● YOUR INSTRUCTIONS
Scan the material that follows. Copy every line containing the word "дорожки".

● DATA ENTRIES
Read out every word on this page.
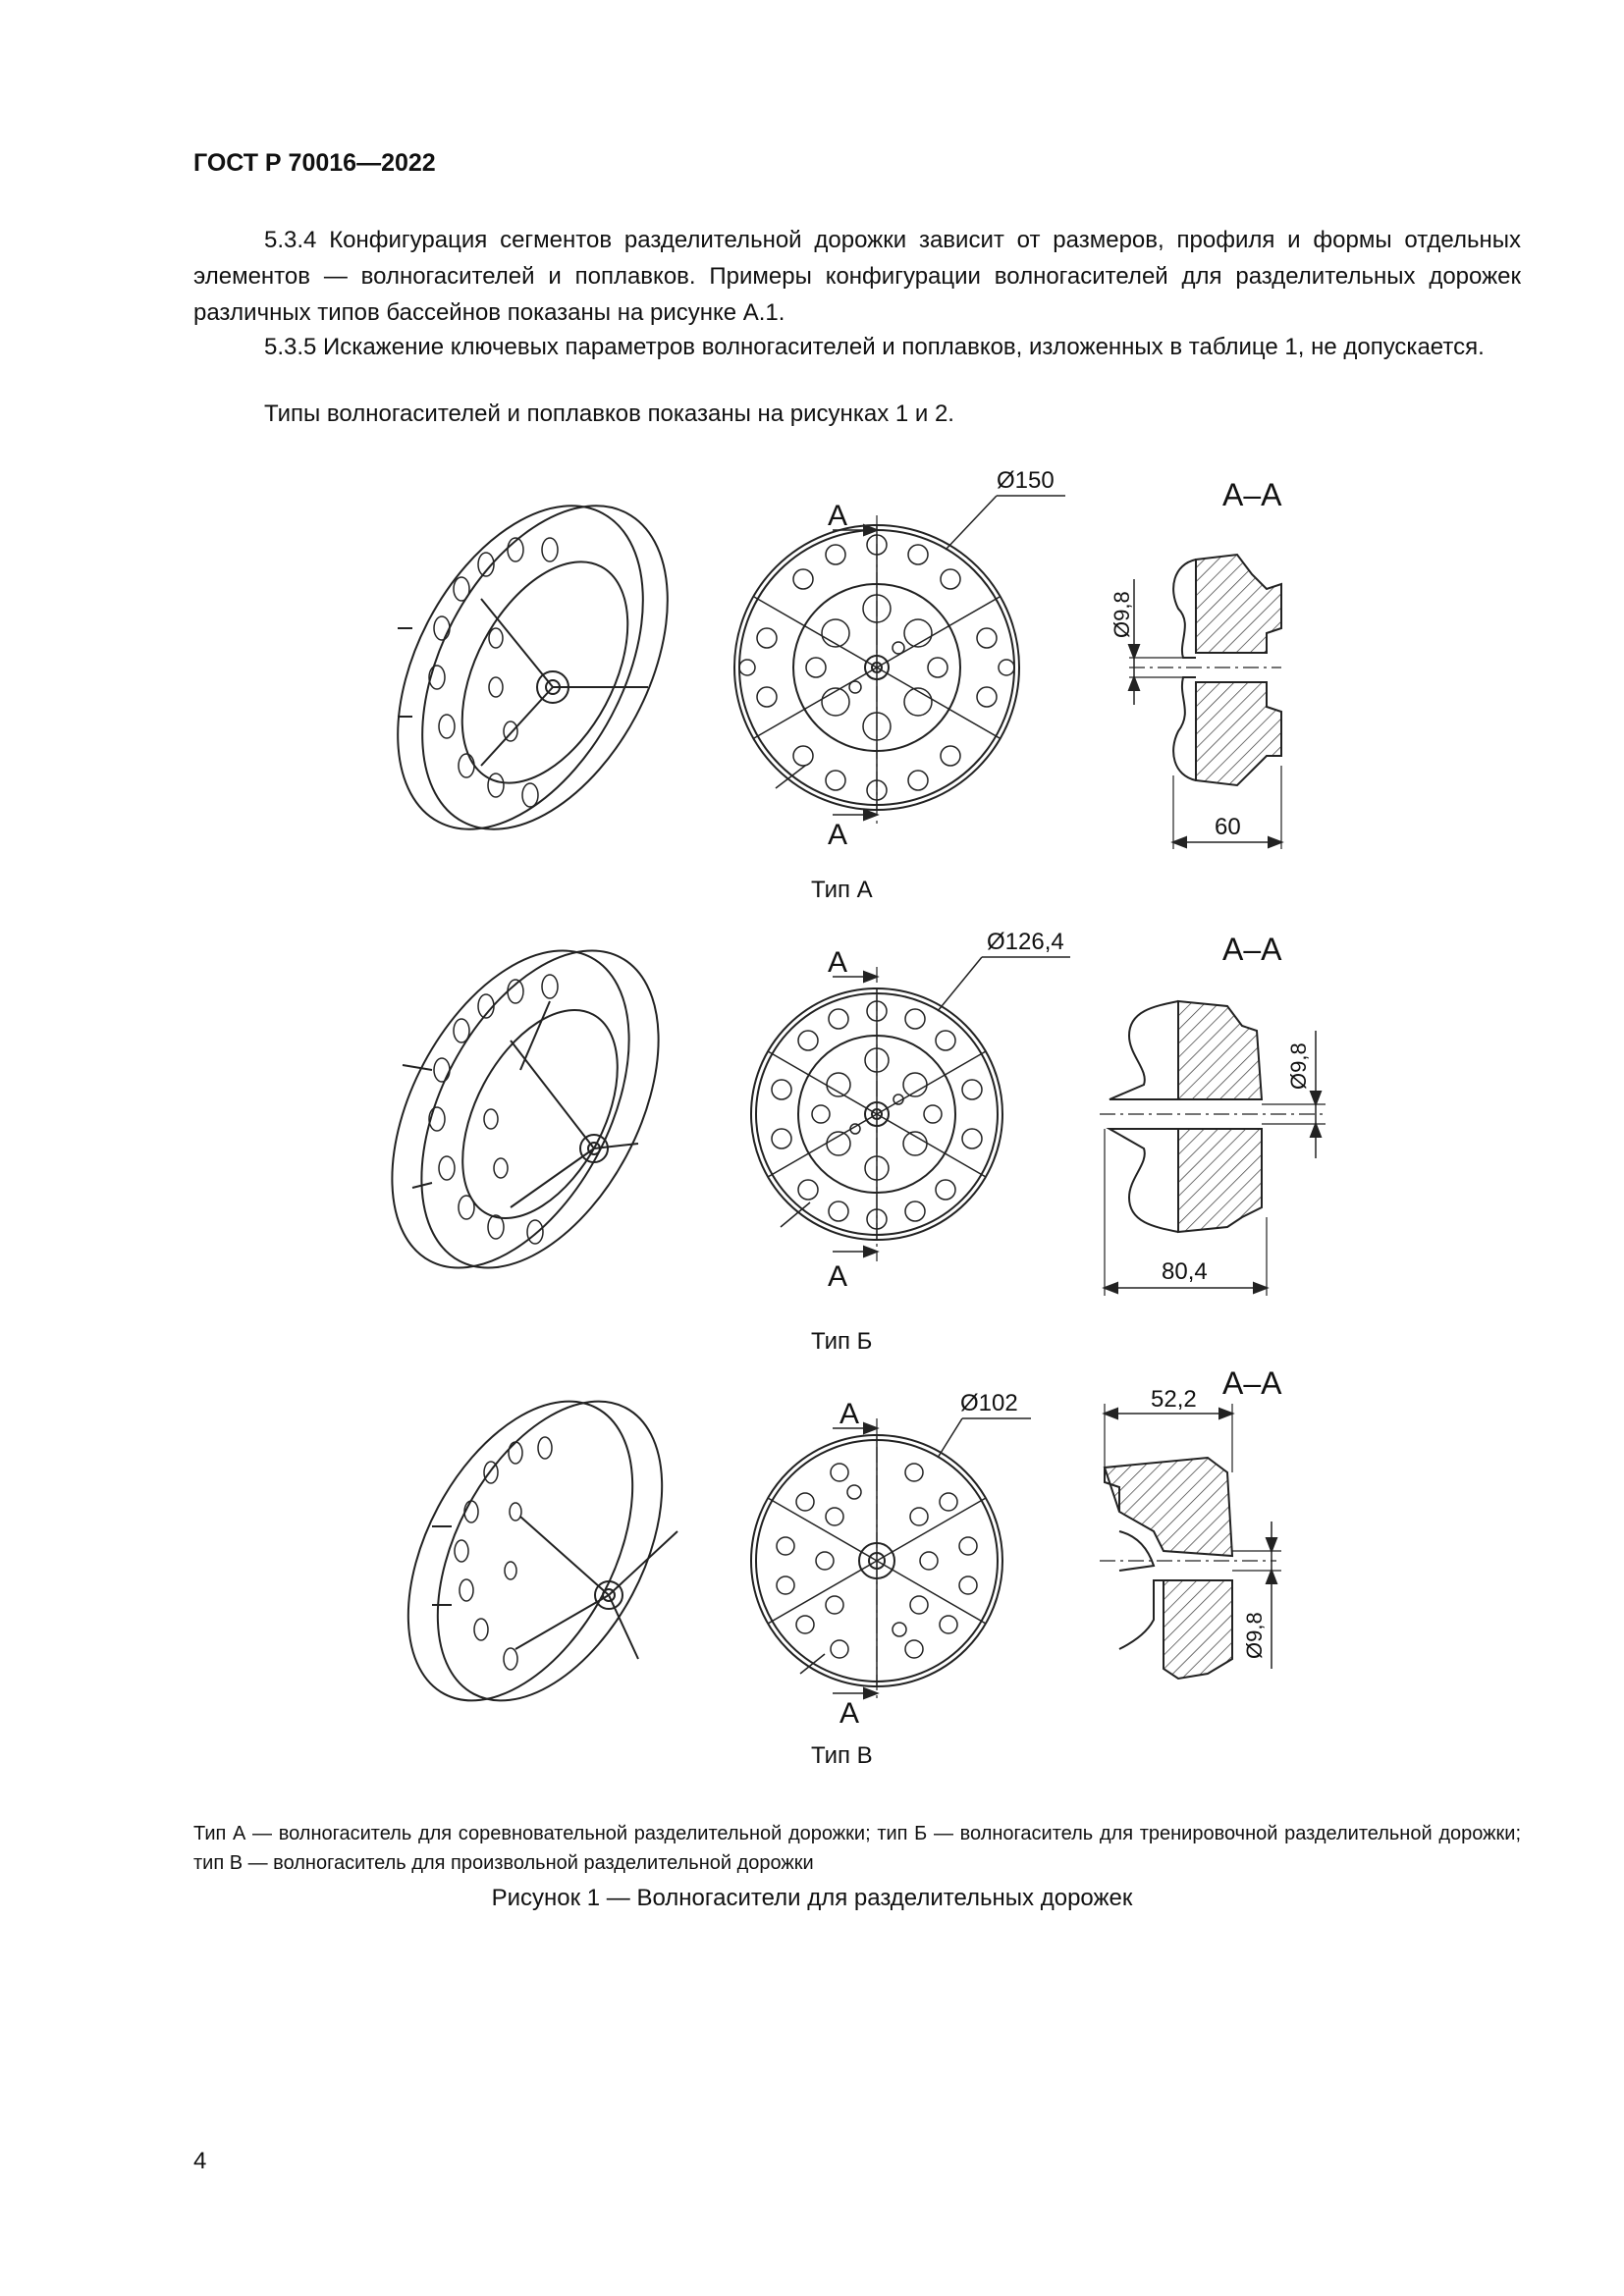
ГОСТ Р 70016—2022
5.3.4 Конфигурация сегментов разделительной дорожки зависит от размеров, профиля и формы отдельных элементов — волногасителей и поплавков. Примеры конфигурации волногасителей для разделительных дорожек различных типов бассейнов показаны на рисунке А.1.
5.3.5 Искажение ключевых параметров волногасителей и поплавков, изложенных в таблице 1, не допускается.
Типы волногасителей и поплавков показаны на рисунках 1 и 2.
А
А
Ø150	А–А
Ø9,8
60
А
А
Ø126,4	А–А
Ø9,8
80,4
А
А
Ø102
А–А
Ø9,8
52,2
Тип А
Тип Б
Тип В
Тип А — волногаситель для соревновательной разделительной дорожки; тип Б — волногаситель для тренировочной разделительной дорожки; тип В — волногаситель для произвольной разделительной дорожки
Рисунок 1 — Волногасители для разделительных дорожек
4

● EXPECTED ANSWER
5.3.4 Конфигурация сегментов разделительной дорожки зависит от размеров, профиля и формы отдельных элементов — волногасителей и поплавков. Примеры конфигурации волногасителей для разделительных дорожек различных типов бассейнов показаны на рисунке А.1.
Тип А — волногаситель для соревновательной разделительной дорожки; тип Б — волногаситель для тренировочной разделительной дорожки; тип В — волногаситель для произвольной разделительной дорожки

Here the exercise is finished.